**Document section:**
++++

# What's your most unusual smoke?



## lu1847 (Apr 10, 2013)

Hey all,

I was just thinking it would be cool to hear about the most unusual foods you folks have ever smoked or attempted to smoke.  I'm always looking to try something different and I love trying new foods.  If this had already been done I apologize.  I look forward to hearing the replies.

Micah


----------



## fwismoker (Apr 10, 2013)

I'd probably say broccoli, smoke it up and  then add in some butter, garlic/salt blend, and your favorite cheese melted on it...oh sooooo good!!!


----------



## tommyboymeats (Apr 10, 2013)

@fwismoker how long does that take to smoke broccoli?   im a huge broccoli fan, and wondering if you boiled or shocked it first?I've never thought to throw on smoker....brilliant idea actually. 

Probably my most unusal smoke has been sliced pineapple with a cinnamon rub. It tasted same as grilled, but had a lil smoke flavor to it and was a good snack during smokin. I also used it in blender and made marinade with it.


----------



## cwalk (Apr 11, 2013)

I smoked pork tails yesterday. Actually pretty tasty


----------



## moikel (Apr 11, 2013)

Alpaca. Like ??? sort of goat/veal . I posted it. Might do some more soon.


----------



## mr t 59874 (Apr 11, 2013)

This season is about to open.

http://www.smokingmeatforums.com/t/107689/qview-smoked-fried-dandelion-blooms

Tom


----------



## fwismoker (Apr 11, 2013)

++++

**Required task A:**
From the listing, write out the lines unchanged, starting at the line that contains "x-tick-label: 35 <box>866 555 935 624</box>" and stopping after the line that contains "value-label: 27 <box>691 410 755 464</box>".
The listing that comes next has no connection to the forum thread.

**Records:**
++++

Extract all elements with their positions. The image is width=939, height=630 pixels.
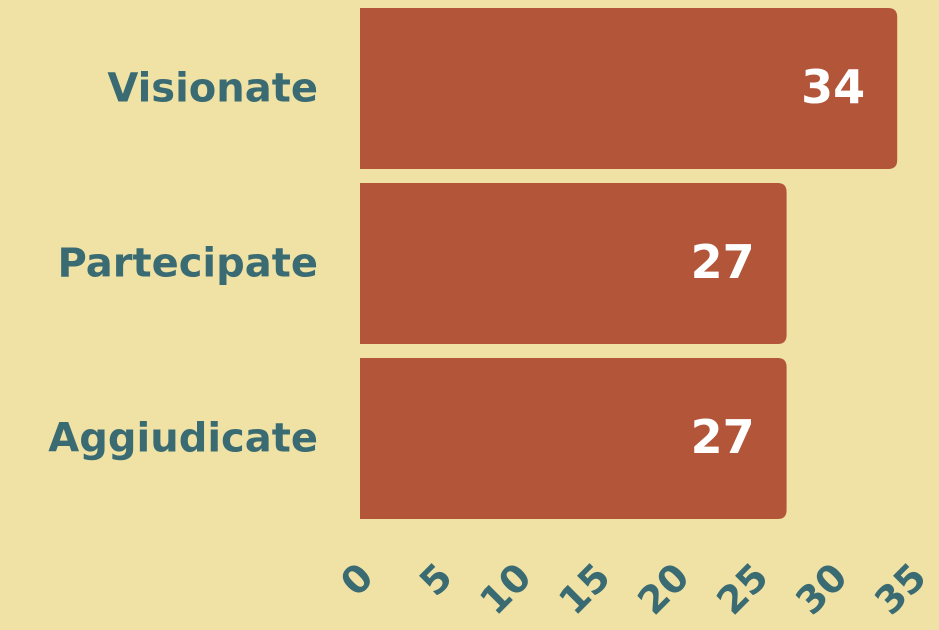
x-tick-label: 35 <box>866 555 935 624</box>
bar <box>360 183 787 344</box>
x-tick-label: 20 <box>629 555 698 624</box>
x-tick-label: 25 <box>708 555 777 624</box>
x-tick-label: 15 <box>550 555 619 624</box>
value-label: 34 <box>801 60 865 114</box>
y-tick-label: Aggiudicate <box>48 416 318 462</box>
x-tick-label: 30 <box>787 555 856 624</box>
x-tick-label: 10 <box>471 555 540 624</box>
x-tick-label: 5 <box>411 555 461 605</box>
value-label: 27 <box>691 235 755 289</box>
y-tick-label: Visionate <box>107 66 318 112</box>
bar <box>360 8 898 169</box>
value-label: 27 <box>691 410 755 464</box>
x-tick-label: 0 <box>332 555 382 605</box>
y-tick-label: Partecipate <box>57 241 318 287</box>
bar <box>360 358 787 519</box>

++++

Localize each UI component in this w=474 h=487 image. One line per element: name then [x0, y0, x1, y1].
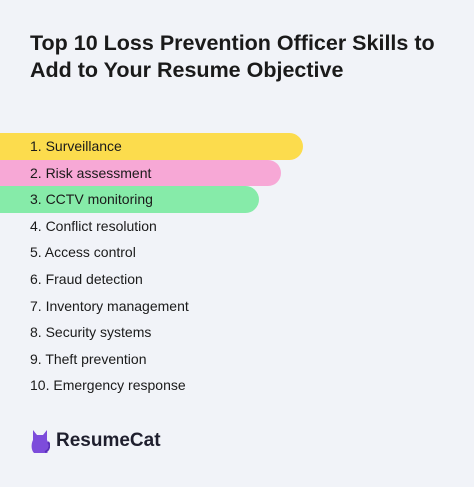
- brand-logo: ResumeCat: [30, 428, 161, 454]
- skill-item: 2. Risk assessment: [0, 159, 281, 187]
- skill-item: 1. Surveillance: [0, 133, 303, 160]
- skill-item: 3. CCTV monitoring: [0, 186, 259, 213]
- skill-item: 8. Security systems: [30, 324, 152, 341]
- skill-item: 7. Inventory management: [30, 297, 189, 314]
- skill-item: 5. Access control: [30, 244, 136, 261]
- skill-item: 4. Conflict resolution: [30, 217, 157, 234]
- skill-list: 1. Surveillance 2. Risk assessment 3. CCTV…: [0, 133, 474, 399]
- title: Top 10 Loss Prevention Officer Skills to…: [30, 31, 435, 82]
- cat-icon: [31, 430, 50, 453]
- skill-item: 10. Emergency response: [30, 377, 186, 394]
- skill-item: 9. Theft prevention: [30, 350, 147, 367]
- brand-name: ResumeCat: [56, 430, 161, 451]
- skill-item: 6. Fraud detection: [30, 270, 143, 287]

++++

**Required task B:**
Answer these questions about the forum thread on smoked foods:
(i) What did fwismoker say to add to the broccoli after smoking it?
(ii) What kind of rub did tommyboymeats put on the sliced pineapple?
(iii) What did cwalk smoke?

**Finished answer A:**
x-tick-label: 35 <box>866 555 935 624</box>
bar <box>360 183 787 344</box>
x-tick-label: 20 <box>629 555 698 624</box>
x-tick-label: 25 <box>708 555 777 624</box>
x-tick-label: 15 <box>550 555 619 624</box>
value-label: 34 <box>801 60 865 114</box>
y-tick-label: Aggiudicate <box>48 416 318 462</box>
x-tick-label: 30 <box>787 555 856 624</box>
x-tick-label: 10 <box>471 555 540 624</box>
x-tick-label: 5 <box>411 555 461 605</box>
value-label: 27 <box>691 235 755 289</box>
y-tick-label: Visionate <box>107 66 318 112</box>
bar <box>360 8 898 169</box>
value-label: 27 <box>691 410 755 464</box>

**Finished answer B:**
(i) Butter, a garlic/salt blend, and a favorite cheese melted on it.
(ii) A cinnamon rub.
(iii) Pork tails.